◆ Short task ◆
Every line below that mentions the word "label" should be copied out.

_____

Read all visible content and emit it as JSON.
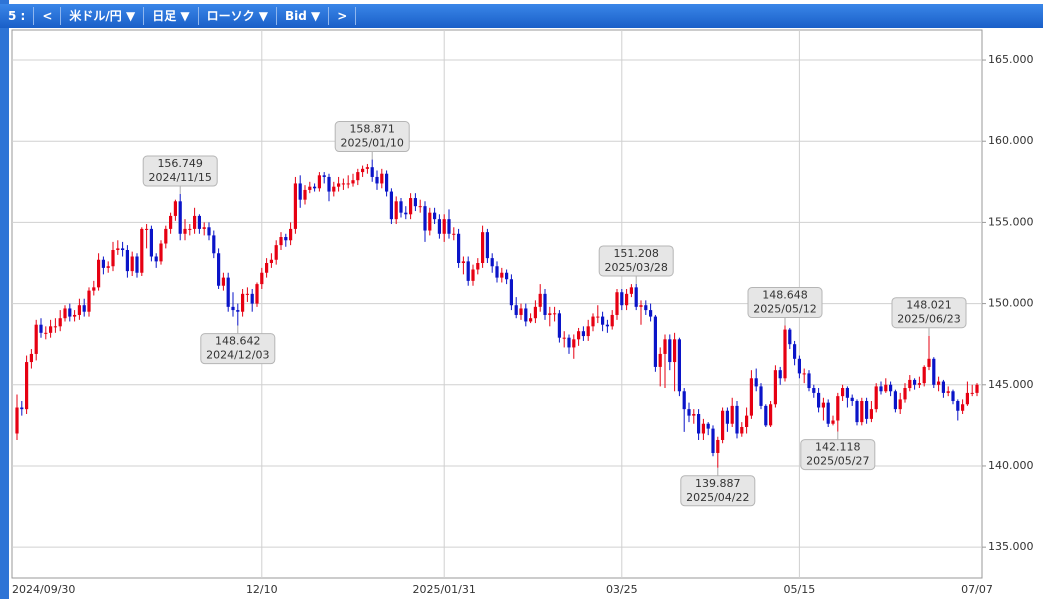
{
  "toolbar": {
    "items": [
      "5 :",
      "<",
      "米ドル/円 ▼",
      "日足 ▼",
      "ローソク ▼",
      "Bid ▼",
      ">"
    ]
  },
  "chart_data": {
    "type": "candlestick",
    "categories": [
      "2024/09/30",
      null,
      null,
      null,
      null,
      null,
      null,
      null,
      null,
      null,
      null,
      null,
      null,
      null,
      null,
      null,
      null,
      null,
      null,
      null,
      null,
      null,
      null,
      null,
      null,
      null,
      null,
      null,
      null,
      null,
      null,
      null,
      null,
      null,
      null,
      null,
      null,
      null,
      null,
      null,
      null,
      null,
      null,
      null,
      null,
      null,
      null,
      null,
      null,
      null,
      null,
      "12/10",
      null,
      null,
      null,
      null,
      null,
      null,
      null,
      null,
      null,
      null,
      null,
      null,
      null,
      null,
      null,
      null,
      null,
      null,
      null,
      null,
      null,
      null,
      null,
      null,
      null,
      null,
      null,
      null,
      null,
      null,
      null,
      null,
      null,
      null,
      null,
      null,
      null,
      "2025/01/31",
      null,
      null,
      null,
      null,
      null,
      null,
      null,
      null,
      null,
      null,
      null,
      null,
      null,
      null,
      null,
      null,
      null,
      null,
      null,
      null,
      null,
      null,
      null,
      null,
      null,
      null,
      null,
      null,
      null,
      null,
      null,
      null,
      null,
      null,
      null,
      null,
      "03/25",
      null,
      null,
      null,
      null,
      null,
      null,
      null,
      null,
      null,
      null,
      null,
      null,
      null,
      null,
      null,
      null,
      null,
      null,
      null,
      null,
      null,
      null,
      null,
      null,
      null,
      null,
      null,
      null,
      null,
      null,
      null,
      null,
      null,
      null,
      null,
      null,
      "05/15",
      null,
      null,
      null,
      null,
      null,
      null,
      null,
      null,
      null,
      null,
      null,
      null,
      null,
      null,
      null,
      null,
      null,
      null,
      null,
      null,
      null,
      null,
      null,
      null,
      null,
      null,
      null,
      null,
      null,
      null,
      null,
      null,
      null,
      null,
      null,
      null,
      "07/07"
    ],
    "open": [
      142.0,
      143.6,
      143.5,
      146.4,
      146.9,
      148.7,
      148.2,
      148.2,
      148.6,
      148.6,
      149.1,
      149.7,
      149.2,
      149.3,
      149.9,
      149.5,
      150.8,
      151.0,
      152.7,
      152.2,
      152.3,
      153.3,
      153.4,
      153.3,
      152.0,
      152.9,
      151.9,
      154.6,
      154.6,
      152.9,
      152.6,
      153.7,
      154.6,
      155.4,
      156.3,
      154.3,
      154.6,
      154.6,
      155.4,
      154.6,
      154.7,
      154.2,
      153.1,
      151.1,
      151.6,
      149.8,
      149.6,
      149.5,
      150.6,
      150.6,
      150.0,
      151.2,
      151.9,
      152.5,
      152.7,
      153.6,
      154.1,
      153.9,
      154.6,
      157.4,
      156.4,
      157.0,
      157.2,
      157.1,
      157.9,
      157.8,
      156.9,
      157.2,
      157.4,
      157.4,
      157.4,
      157.6,
      158.1,
      158.3,
      158.4,
      157.8,
      157.4,
      158.0,
      156.9,
      155.2,
      156.3,
      155.6,
      155.5,
      156.5,
      156.0,
      156.0,
      154.5,
      155.6,
      155.2,
      154.3,
      155.2,
      154.3,
      154.3,
      152.5,
      152.6,
      151.4,
      152.1,
      152.5,
      154.4,
      152.8,
      152.3,
      151.6,
      151.9,
      151.5,
      149.9,
      149.3,
      149.7,
      148.9,
      149.1,
      149.8,
      150.6,
      149.3,
      149.4,
      149.4,
      147.9,
      147.9,
      147.3,
      147.8,
      148.3,
      148.0,
      148.6,
      149.2,
      149.2,
      148.7,
      148.6,
      149.3,
      150.7,
      149.9,
      150.6,
      151.0,
      149.8,
      149.9,
      149.6,
      149.2,
      146.1,
      146.9,
      147.8,
      146.4,
      147.8,
      144.6,
      143.5,
      143.1,
      143.2,
      142.0,
      142.6,
      142.3,
      140.8,
      141.6,
      143.4,
      142.6,
      143.7,
      142.0,
      142.4,
      143.1,
      145.4,
      144.9,
      143.7,
      142.5,
      143.8,
      145.9,
      145.4,
      148.4,
      147.5,
      146.6,
      145.7,
      145.7,
      144.8,
      144.5,
      143.6,
      143.9,
      142.6,
      142.8,
      144.3,
      144.8,
      144.2,
      144.0,
      142.7,
      144.0,
      142.9,
      143.5,
      144.9,
      144.6,
      145.0,
      144.6,
      143.5,
      144.1,
      144.8,
      145.3,
      145.0,
      145.1,
      146.1,
      146.6,
      145.0,
      145.2,
      144.5,
      144.6,
      144.0,
      143.4,
      143.8,
      144.5,
      144.5
    ],
    "high": [
      144.4,
      144.0,
      146.8,
      147.2,
      149.0,
      149.1,
      148.6,
      149.0,
      149.1,
      149.6,
      149.9,
      150.0,
      149.6,
      150.3,
      150.3,
      151.0,
      151.4,
      153.1,
      152.9,
      152.6,
      153.8,
      153.9,
      153.8,
      153.6,
      153.2,
      153.1,
      154.7,
      154.9,
      154.8,
      153.1,
      153.9,
      154.8,
      155.6,
      156.4,
      156.749,
      155.2,
      154.9,
      155.9,
      155.5,
      155.0,
      155.0,
      154.5,
      153.4,
      151.9,
      151.9,
      150.7,
      150.0,
      150.9,
      151.0,
      150.9,
      151.3,
      152.2,
      152.8,
      153.1,
      153.9,
      154.4,
      154.3,
      155.0,
      157.8,
      157.9,
      157.3,
      157.5,
      157.4,
      158.1,
      158.1,
      158.0,
      157.5,
      157.8,
      157.7,
      157.9,
      158.0,
      158.3,
      158.5,
      158.6,
      158.871,
      158.2,
      158.3,
      158.2,
      157.1,
      156.6,
      156.5,
      156.0,
      156.8,
      156.8,
      156.4,
      156.3,
      155.9,
      155.9,
      155.5,
      155.5,
      155.8,
      154.7,
      154.6,
      152.9,
      152.9,
      152.4,
      152.8,
      154.8,
      154.6,
      153.1,
      152.6,
      152.2,
      152.1,
      151.8,
      150.4,
      150.0,
      150.0,
      149.4,
      150.2,
      151.2,
      150.9,
      149.8,
      149.8,
      149.6,
      148.3,
      148.1,
      148.1,
      148.5,
      148.6,
      149.0,
      149.4,
      149.9,
      149.5,
      149.0,
      149.6,
      150.9,
      150.9,
      150.9,
      151.2,
      151.208,
      150.2,
      150.2,
      150.0,
      149.3,
      147.3,
      148.1,
      148.1,
      148.2,
      147.9,
      144.8,
      143.9,
      143.5,
      143.5,
      142.9,
      142.7,
      142.5,
      141.8,
      143.6,
      143.6,
      144.2,
      144.0,
      142.7,
      143.6,
      145.9,
      146.0,
      145.1,
      143.8,
      144.0,
      146.2,
      146.1,
      148.648,
      148.5,
      147.7,
      146.8,
      146.0,
      145.9,
      145.0,
      144.8,
      144.2,
      144.1,
      143.1,
      144.5,
      145.0,
      144.9,
      144.4,
      144.1,
      144.2,
      144.2,
      144.0,
      145.1,
      145.2,
      145.4,
      145.2,
      144.7,
      144.5,
      145.1,
      145.6,
      145.4,
      145.5,
      146.2,
      148.021,
      146.7,
      145.5,
      145.3,
      144.9,
      144.7,
      144.1,
      144.1,
      145.2,
      145.0,
      145.1
    ],
    "low": [
      141.6,
      143.1,
      143.2,
      146.0,
      146.5,
      147.9,
      147.8,
      147.9,
      148.2,
      148.3,
      148.9,
      148.9,
      148.9,
      149.0,
      149.2,
      149.2,
      150.5,
      150.8,
      151.8,
      151.9,
      152.0,
      153.0,
      152.9,
      151.6,
      151.7,
      151.6,
      151.7,
      153.4,
      152.6,
      152.2,
      152.4,
      153.4,
      154.3,
      155.1,
      153.9,
      153.9,
      154.2,
      154.3,
      154.3,
      154.2,
      153.9,
      152.8,
      150.9,
      150.8,
      149.5,
      149.2,
      148.642,
      149.2,
      150.1,
      149.5,
      149.8,
      150.9,
      151.6,
      152.2,
      152.4,
      153.3,
      153.5,
      153.6,
      154.3,
      155.9,
      156.1,
      156.8,
      156.9,
      156.9,
      157.4,
      156.3,
      156.6,
      156.9,
      157.0,
      157.1,
      157.2,
      157.3,
      157.8,
      158.0,
      157.5,
      157.0,
      157.1,
      156.6,
      154.9,
      154.9,
      155.3,
      155.2,
      155.2,
      155.7,
      155.6,
      153.8,
      154.2,
      154.9,
      154.0,
      153.8,
      154.0,
      153.9,
      152.2,
      151.8,
      151.1,
      151.1,
      151.8,
      152.2,
      152.5,
      151.9,
      151.3,
      151.3,
      151.2,
      149.6,
      149.1,
      149.0,
      148.6,
      148.8,
      148.8,
      149.5,
      149.0,
      148.6,
      148.9,
      147.6,
      147.3,
      146.9,
      146.6,
      147.4,
      147.7,
      147.7,
      148.3,
      148.8,
      148.3,
      148.2,
      148.4,
      149.0,
      149.6,
      149.6,
      150.4,
      149.6,
      148.7,
      149.3,
      148.9,
      145.8,
      144.9,
      144.8,
      145.9,
      144.6,
      144.3,
      142.1,
      142.7,
      142.6,
      141.6,
      141.6,
      141.9,
      140.6,
      139.887,
      141.4,
      142.1,
      142.4,
      141.7,
      141.8,
      142.0,
      142.9,
      144.6,
      143.5,
      142.4,
      142.4,
      143.6,
      145.0,
      145.2,
      147.2,
      146.2,
      145.4,
      145.1,
      144.6,
      144.2,
      143.3,
      142.8,
      142.4,
      142.5,
      142.118,
      144.0,
      143.6,
      143.7,
      142.5,
      142.5,
      142.6,
      142.7,
      143.3,
      144.4,
      144.5,
      144.3,
      143.3,
      143.2,
      143.9,
      144.6,
      144.7,
      144.8,
      144.9,
      145.9,
      144.8,
      144.6,
      144.2,
      144.3,
      143.8,
      142.8,
      143.2,
      143.7,
      144.3,
      144.3
    ],
    "close": [
      143.6,
      143.5,
      146.4,
      146.9,
      148.7,
      148.2,
      148.2,
      148.6,
      148.6,
      149.1,
      149.7,
      149.2,
      149.3,
      149.9,
      149.5,
      150.8,
      151.0,
      152.7,
      152.2,
      152.3,
      153.3,
      153.4,
      153.3,
      152.0,
      152.9,
      151.9,
      154.6,
      154.6,
      152.9,
      152.6,
      153.7,
      154.6,
      155.4,
      156.3,
      154.3,
      154.6,
      154.6,
      155.4,
      154.6,
      154.7,
      154.2,
      153.1,
      151.1,
      151.6,
      149.8,
      149.6,
      149.5,
      150.6,
      150.6,
      150.0,
      151.2,
      151.9,
      152.5,
      152.7,
      153.6,
      154.1,
      153.9,
      154.6,
      157.4,
      156.4,
      157.0,
      157.2,
      157.1,
      157.9,
      157.8,
      156.9,
      157.2,
      157.4,
      157.4,
      157.4,
      157.6,
      158.1,
      158.3,
      158.4,
      157.8,
      157.4,
      158.0,
      156.9,
      155.2,
      156.3,
      155.6,
      155.5,
      156.5,
      156.0,
      156.0,
      154.5,
      155.6,
      155.2,
      154.3,
      155.2,
      154.3,
      154.3,
      152.5,
      152.6,
      151.4,
      152.1,
      152.5,
      154.4,
      152.8,
      152.3,
      151.6,
      151.9,
      151.5,
      149.9,
      149.3,
      149.7,
      148.9,
      149.1,
      149.8,
      150.6,
      149.3,
      149.4,
      149.4,
      147.9,
      147.9,
      147.3,
      147.8,
      148.3,
      148.0,
      148.6,
      149.2,
      149.2,
      148.7,
      148.6,
      149.3,
      150.7,
      149.9,
      150.6,
      151.0,
      149.8,
      149.9,
      149.6,
      149.2,
      146.1,
      146.9,
      147.8,
      146.4,
      147.8,
      144.6,
      143.5,
      143.1,
      143.2,
      142.0,
      142.6,
      142.3,
      140.8,
      141.6,
      143.4,
      142.6,
      143.7,
      142.0,
      142.4,
      143.1,
      145.4,
      144.9,
      143.7,
      142.5,
      143.8,
      145.9,
      145.4,
      148.4,
      147.5,
      146.6,
      145.7,
      145.7,
      144.8,
      144.5,
      143.6,
      143.9,
      142.6,
      142.8,
      144.3,
      144.8,
      144.2,
      144.0,
      142.7,
      144.0,
      142.9,
      143.5,
      144.9,
      144.6,
      145.0,
      144.6,
      143.5,
      144.1,
      144.8,
      145.3,
      145.0,
      145.1,
      146.1,
      146.6,
      145.0,
      145.2,
      144.5,
      144.6,
      144.0,
      143.4,
      143.8,
      144.5,
      144.5,
      145.0
    ],
    "up_color": "#e60012",
    "down_color": "#0a14c8",
    "ylim": [
      133.1,
      166.85
    ],
    "yticks": [
      {
        "value": 135,
        "label": "135.000"
      },
      {
        "value": 140,
        "label": "140.000"
      },
      {
        "value": 145,
        "label": "145.000"
      },
      {
        "value": 150,
        "label": "150.000"
      },
      {
        "value": 155,
        "label": "155.000"
      },
      {
        "value": 160,
        "label": "160.000"
      },
      {
        "value": 165,
        "label": "165.000"
      }
    ],
    "grid": true,
    "annotations": [
      {
        "value": 156.749,
        "date": "2024/11/15"
      },
      {
        "value": 148.642,
        "date": "2024/12/03"
      },
      {
        "value": 158.871,
        "date": "2025/01/10"
      },
      {
        "value": 151.208,
        "date": "2025/03/28"
      },
      {
        "value": 139.887,
        "date": "2025/04/22"
      },
      {
        "value": 148.648,
        "date": "2025/05/12"
      },
      {
        "value": 142.118,
        "date": "2025/05/27"
      },
      {
        "value": 148.021,
        "date": "2025/06/23"
      }
    ]
  }
}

_____

◆ Answer in full ◆
        "label": "135.000"
        "label": "140.000"
        "label": "145.000"
        "label": "150.000"
        "label": "155.000"
        "label": "160.000"
        "label": "165.000"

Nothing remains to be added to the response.